(Extracted records)

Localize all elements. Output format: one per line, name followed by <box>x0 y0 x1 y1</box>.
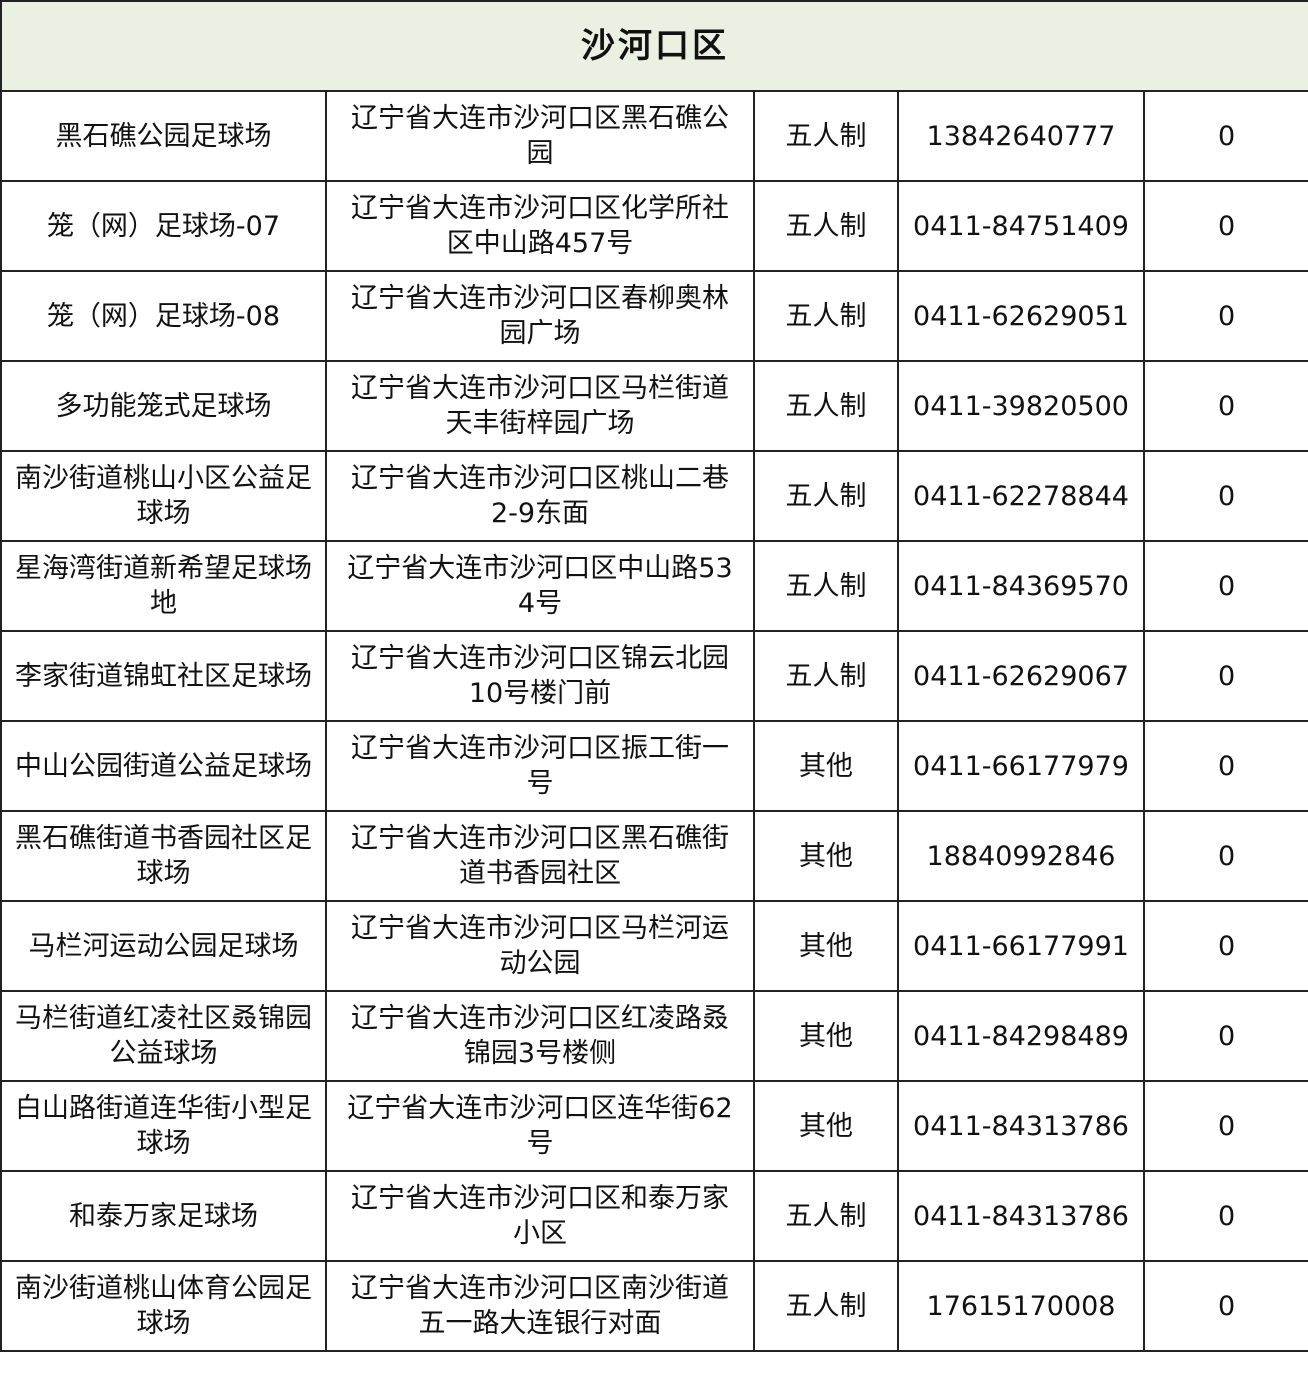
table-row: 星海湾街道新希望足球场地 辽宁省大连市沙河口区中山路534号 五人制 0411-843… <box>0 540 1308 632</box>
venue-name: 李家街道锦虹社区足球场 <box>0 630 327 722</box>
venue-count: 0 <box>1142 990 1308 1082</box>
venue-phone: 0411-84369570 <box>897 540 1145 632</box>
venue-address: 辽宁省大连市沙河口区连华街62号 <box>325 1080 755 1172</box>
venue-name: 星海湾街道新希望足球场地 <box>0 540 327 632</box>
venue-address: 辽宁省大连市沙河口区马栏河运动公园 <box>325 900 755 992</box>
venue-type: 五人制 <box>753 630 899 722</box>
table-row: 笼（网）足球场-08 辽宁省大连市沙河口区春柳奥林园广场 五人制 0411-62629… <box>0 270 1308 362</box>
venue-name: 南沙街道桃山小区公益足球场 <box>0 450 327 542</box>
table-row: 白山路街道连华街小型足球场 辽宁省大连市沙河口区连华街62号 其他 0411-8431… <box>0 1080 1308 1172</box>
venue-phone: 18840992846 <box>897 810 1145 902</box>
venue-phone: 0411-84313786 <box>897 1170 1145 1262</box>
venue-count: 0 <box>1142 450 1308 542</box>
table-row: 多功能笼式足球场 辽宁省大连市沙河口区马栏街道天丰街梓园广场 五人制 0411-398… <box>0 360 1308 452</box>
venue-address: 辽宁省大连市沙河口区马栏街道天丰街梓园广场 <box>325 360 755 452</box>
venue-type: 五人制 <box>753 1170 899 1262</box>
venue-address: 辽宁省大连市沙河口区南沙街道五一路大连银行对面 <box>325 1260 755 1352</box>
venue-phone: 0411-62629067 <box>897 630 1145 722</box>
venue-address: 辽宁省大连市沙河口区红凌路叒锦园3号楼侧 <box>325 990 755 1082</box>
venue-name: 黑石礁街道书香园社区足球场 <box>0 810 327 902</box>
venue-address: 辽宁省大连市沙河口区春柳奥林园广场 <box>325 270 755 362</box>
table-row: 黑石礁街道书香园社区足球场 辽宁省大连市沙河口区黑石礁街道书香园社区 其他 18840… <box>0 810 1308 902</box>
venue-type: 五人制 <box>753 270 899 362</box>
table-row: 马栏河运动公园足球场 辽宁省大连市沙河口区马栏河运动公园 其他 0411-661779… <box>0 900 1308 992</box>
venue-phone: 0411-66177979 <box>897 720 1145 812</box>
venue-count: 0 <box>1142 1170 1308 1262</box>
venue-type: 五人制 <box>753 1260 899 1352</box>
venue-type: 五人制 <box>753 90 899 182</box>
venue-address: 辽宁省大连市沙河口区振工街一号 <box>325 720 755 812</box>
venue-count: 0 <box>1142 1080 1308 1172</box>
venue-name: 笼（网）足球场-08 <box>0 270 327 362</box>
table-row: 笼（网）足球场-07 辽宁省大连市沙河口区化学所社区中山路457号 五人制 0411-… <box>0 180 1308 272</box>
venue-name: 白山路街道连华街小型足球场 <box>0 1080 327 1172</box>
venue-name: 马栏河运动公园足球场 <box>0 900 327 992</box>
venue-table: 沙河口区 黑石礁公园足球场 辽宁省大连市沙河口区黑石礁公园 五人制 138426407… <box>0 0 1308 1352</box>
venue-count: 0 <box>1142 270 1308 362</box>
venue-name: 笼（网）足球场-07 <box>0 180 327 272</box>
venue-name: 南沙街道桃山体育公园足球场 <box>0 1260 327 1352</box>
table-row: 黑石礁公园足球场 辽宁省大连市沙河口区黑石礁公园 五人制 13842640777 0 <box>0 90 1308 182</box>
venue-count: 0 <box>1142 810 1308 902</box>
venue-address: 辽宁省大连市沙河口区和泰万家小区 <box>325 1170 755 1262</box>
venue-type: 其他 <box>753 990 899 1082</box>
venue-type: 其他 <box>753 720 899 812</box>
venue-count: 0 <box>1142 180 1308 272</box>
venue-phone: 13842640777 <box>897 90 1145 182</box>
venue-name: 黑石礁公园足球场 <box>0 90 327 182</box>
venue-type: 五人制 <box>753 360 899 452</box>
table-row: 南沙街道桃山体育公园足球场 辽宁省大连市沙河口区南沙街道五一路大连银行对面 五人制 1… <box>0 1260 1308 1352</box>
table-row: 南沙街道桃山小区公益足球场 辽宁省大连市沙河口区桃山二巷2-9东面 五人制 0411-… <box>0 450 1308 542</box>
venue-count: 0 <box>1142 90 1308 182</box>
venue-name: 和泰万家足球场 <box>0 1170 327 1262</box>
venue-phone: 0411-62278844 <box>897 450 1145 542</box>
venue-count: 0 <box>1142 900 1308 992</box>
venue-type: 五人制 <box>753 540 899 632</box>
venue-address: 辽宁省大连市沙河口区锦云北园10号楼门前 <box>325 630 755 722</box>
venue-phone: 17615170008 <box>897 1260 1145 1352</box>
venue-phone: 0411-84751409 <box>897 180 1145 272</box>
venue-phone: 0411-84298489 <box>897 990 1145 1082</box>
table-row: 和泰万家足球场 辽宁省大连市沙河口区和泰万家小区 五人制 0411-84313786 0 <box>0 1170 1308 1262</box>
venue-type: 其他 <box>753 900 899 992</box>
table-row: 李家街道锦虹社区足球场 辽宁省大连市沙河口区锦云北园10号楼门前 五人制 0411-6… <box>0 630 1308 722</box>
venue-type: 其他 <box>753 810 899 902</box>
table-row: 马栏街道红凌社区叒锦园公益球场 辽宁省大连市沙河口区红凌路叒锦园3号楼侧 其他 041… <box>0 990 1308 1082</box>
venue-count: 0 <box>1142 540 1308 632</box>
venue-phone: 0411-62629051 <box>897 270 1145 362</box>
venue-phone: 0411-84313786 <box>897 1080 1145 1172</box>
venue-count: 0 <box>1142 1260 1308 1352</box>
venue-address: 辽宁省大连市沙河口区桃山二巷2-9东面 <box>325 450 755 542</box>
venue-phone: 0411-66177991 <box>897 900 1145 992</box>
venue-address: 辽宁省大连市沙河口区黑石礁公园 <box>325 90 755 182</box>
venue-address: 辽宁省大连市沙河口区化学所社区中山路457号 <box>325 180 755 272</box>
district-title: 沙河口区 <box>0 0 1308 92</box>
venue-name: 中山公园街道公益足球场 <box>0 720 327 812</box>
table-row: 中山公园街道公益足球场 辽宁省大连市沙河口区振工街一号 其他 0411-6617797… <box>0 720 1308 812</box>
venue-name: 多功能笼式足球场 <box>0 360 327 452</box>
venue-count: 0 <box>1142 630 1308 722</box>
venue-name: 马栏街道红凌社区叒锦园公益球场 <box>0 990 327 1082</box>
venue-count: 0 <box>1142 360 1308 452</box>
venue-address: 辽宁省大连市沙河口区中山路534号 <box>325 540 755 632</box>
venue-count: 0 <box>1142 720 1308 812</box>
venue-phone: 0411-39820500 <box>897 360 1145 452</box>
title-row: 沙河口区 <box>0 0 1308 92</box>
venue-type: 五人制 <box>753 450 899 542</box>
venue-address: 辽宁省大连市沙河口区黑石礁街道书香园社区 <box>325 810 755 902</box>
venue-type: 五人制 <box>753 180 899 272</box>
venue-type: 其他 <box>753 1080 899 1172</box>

Exercise aim: Count the lines in the records that contain the string "李家街道锦虹社区足球场", and reply with only that number.

Reply: 2